==== Information shown ====

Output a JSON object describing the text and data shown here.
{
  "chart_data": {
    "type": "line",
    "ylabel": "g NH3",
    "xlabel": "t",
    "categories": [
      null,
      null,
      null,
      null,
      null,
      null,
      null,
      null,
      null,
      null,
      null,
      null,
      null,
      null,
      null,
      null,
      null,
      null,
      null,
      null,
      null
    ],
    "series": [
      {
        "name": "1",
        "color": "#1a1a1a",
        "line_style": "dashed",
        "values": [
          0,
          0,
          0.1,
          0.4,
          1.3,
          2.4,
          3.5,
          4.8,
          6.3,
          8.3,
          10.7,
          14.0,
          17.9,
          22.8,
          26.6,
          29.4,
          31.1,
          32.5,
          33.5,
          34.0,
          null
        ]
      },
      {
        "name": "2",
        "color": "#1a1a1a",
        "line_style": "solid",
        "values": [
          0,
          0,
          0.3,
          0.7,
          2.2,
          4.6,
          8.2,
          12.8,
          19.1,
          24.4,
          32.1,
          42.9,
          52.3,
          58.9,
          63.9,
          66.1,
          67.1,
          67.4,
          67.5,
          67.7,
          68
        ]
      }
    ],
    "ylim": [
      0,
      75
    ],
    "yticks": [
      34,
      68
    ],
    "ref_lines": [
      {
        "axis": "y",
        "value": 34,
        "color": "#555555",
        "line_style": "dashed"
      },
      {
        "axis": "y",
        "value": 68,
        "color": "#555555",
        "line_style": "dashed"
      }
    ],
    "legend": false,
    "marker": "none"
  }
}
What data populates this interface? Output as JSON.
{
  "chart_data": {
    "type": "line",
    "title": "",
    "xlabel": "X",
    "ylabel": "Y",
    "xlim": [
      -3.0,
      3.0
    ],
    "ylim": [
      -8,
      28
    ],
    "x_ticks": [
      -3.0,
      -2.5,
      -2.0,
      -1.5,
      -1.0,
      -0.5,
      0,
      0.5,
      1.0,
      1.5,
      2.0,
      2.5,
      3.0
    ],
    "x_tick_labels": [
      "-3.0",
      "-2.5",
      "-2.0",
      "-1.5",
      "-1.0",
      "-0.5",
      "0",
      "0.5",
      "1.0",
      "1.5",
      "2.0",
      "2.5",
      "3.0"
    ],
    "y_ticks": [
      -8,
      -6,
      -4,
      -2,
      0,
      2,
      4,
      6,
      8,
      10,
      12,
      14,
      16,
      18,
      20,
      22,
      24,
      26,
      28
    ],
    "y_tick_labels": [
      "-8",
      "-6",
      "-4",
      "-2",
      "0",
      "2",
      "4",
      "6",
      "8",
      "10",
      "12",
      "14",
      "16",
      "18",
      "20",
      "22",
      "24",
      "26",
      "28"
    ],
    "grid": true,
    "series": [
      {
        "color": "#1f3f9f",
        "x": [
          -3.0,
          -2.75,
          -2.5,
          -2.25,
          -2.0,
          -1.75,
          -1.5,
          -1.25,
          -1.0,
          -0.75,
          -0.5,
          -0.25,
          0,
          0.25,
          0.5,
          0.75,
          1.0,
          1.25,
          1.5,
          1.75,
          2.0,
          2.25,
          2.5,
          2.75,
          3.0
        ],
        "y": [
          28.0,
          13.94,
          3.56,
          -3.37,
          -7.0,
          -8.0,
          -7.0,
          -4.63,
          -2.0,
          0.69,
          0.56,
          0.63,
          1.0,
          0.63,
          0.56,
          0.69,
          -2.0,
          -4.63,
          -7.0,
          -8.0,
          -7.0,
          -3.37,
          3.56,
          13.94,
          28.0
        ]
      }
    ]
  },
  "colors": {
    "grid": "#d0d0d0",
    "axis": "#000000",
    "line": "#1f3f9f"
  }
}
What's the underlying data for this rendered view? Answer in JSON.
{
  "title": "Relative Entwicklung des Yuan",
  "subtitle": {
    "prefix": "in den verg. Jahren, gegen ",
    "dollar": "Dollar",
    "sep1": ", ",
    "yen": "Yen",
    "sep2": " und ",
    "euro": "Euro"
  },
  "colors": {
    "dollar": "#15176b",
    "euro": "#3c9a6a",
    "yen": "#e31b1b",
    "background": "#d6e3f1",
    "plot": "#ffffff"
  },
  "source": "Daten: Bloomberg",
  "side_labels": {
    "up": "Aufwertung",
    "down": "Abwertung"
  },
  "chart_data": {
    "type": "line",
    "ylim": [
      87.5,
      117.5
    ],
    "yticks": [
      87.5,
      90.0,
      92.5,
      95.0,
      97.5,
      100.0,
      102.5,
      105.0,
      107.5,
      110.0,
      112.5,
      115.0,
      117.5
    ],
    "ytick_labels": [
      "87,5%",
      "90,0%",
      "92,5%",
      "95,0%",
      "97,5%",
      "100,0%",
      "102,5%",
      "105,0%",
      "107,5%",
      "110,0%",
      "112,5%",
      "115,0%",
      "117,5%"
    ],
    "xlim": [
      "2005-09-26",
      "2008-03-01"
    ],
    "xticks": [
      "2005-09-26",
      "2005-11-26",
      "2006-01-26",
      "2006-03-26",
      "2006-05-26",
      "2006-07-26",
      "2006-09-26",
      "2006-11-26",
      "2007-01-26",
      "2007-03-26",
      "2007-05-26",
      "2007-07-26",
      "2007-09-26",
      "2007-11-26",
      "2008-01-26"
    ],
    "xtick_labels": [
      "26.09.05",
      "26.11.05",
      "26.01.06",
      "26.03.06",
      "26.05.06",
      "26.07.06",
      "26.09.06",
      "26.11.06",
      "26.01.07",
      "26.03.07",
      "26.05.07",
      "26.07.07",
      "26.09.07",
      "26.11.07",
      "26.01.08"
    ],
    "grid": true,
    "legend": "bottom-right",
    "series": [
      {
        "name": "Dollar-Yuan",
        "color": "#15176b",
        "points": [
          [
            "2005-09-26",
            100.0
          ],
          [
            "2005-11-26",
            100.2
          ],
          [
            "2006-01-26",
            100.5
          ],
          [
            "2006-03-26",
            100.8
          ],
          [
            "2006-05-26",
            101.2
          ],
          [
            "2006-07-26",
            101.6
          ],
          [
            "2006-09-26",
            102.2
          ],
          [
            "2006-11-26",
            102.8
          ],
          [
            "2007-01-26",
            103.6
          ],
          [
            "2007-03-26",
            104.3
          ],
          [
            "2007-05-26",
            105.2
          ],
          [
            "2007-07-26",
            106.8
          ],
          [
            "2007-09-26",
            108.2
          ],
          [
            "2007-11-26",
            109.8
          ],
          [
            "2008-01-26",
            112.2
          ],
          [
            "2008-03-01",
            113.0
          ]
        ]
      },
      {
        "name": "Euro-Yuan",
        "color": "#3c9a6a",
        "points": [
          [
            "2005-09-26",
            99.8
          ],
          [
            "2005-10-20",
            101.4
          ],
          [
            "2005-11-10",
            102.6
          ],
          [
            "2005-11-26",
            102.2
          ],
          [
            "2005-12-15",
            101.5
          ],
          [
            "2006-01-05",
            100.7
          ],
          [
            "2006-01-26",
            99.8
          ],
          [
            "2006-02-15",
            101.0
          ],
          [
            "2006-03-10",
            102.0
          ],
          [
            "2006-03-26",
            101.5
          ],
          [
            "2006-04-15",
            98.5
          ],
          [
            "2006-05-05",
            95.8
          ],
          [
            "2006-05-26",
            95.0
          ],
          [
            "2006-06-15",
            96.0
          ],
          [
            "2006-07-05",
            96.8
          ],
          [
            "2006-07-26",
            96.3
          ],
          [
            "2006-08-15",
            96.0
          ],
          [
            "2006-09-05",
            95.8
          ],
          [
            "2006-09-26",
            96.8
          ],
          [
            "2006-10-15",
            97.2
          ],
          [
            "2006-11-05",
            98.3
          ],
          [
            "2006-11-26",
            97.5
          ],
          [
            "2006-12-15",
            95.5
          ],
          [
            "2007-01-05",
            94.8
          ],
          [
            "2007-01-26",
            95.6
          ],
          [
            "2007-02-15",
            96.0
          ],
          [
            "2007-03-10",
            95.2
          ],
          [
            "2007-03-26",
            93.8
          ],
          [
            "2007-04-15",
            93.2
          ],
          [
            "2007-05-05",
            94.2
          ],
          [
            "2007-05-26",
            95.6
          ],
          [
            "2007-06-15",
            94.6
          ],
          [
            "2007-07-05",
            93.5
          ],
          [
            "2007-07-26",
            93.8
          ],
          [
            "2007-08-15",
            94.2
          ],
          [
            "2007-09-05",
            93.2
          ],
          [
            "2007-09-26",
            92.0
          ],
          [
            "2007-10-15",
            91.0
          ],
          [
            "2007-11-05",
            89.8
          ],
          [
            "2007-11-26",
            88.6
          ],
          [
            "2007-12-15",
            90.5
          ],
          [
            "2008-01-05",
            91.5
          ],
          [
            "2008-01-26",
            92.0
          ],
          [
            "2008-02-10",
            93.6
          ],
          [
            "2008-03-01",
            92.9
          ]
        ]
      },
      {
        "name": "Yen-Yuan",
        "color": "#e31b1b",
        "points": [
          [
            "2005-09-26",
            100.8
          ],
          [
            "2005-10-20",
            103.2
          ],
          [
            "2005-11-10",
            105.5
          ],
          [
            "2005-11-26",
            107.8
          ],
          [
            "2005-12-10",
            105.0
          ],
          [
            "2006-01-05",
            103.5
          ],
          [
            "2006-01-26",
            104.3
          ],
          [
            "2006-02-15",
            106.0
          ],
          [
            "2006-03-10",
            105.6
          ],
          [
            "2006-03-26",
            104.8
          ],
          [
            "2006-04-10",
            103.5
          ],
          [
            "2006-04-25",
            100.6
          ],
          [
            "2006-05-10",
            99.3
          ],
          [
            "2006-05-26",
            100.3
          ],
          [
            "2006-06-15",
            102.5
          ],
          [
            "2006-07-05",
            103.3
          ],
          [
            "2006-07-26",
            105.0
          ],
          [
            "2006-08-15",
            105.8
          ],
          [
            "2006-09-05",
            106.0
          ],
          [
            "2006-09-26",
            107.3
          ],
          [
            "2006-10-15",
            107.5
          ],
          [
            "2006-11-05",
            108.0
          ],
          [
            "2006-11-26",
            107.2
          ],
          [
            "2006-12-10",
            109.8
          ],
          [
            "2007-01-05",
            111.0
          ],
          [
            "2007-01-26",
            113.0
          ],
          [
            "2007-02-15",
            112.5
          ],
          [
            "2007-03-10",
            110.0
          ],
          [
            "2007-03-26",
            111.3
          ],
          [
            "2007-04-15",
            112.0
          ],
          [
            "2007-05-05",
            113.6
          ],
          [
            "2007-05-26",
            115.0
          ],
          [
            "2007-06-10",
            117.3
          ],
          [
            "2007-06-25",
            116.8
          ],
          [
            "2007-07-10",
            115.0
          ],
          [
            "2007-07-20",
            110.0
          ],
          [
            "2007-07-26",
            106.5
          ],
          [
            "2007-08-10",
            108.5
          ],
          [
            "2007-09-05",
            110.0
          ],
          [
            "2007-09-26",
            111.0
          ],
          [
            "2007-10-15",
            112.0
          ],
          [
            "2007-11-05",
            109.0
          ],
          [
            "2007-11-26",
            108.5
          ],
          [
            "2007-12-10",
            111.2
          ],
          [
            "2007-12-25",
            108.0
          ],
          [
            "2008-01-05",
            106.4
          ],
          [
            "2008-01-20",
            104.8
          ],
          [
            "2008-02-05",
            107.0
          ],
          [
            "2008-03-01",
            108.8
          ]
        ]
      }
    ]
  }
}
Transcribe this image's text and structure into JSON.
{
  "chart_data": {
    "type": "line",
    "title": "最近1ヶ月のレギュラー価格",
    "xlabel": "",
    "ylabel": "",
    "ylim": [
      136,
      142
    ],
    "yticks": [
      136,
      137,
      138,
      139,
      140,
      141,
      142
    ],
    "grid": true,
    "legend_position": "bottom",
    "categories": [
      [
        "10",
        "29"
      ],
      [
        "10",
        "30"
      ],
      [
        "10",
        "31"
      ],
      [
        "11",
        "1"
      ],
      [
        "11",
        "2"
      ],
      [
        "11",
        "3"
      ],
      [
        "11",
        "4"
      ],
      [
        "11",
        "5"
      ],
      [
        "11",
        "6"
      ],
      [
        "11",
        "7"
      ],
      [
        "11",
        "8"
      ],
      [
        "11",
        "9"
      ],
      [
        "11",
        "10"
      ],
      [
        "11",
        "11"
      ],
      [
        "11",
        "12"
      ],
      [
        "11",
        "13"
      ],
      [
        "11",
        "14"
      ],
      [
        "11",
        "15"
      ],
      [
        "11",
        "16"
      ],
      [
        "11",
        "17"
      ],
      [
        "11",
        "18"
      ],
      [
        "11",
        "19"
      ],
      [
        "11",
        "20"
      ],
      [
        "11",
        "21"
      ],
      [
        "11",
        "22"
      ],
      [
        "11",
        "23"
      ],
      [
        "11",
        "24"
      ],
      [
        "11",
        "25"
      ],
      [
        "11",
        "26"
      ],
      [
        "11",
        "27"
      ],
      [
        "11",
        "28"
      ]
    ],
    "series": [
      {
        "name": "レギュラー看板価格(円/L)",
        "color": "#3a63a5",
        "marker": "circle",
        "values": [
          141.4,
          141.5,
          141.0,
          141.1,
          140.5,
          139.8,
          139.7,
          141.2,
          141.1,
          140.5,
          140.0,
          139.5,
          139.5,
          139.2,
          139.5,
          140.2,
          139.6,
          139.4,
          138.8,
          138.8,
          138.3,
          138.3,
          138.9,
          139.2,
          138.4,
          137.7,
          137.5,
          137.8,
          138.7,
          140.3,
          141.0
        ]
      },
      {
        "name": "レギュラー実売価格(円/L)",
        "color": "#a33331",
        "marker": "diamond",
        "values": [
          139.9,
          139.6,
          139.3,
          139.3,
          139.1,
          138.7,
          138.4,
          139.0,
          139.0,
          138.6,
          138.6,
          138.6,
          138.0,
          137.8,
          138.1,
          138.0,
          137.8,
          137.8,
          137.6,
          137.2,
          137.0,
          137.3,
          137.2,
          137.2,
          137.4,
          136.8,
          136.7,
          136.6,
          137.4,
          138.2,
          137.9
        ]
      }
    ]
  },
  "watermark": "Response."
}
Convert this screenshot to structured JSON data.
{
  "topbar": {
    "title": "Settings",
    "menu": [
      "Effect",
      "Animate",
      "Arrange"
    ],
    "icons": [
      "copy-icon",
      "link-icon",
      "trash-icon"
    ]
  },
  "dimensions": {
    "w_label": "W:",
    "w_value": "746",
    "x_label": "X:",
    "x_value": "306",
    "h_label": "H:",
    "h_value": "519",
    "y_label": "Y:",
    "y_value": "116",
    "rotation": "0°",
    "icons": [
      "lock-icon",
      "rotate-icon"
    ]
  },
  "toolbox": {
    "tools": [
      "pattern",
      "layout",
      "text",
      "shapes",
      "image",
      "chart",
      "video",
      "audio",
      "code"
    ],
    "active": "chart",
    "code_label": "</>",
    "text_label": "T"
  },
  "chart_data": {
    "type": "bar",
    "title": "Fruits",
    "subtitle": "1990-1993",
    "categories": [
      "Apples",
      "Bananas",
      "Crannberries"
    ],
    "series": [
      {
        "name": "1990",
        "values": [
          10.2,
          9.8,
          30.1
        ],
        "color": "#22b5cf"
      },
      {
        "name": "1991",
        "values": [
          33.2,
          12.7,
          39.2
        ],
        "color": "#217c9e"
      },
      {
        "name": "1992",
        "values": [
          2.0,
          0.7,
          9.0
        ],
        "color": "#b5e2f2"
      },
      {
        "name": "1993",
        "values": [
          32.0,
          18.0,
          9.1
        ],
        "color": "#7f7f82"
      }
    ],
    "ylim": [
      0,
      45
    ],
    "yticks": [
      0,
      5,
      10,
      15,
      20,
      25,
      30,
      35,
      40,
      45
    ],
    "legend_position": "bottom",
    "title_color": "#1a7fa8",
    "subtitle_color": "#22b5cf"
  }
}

====

Exercise:
Check the data for the word "JSON" and pull out the lines that have it.

Solution to this exercise:
Output a JSON object describing the text and data shown here.
What data populates this interface? Output as JSON.
What's the underlying data for this rendered view? Answer in JSON.
Transcribe this image's text and structure into JSON.
Convert this screenshot to structured JSON data.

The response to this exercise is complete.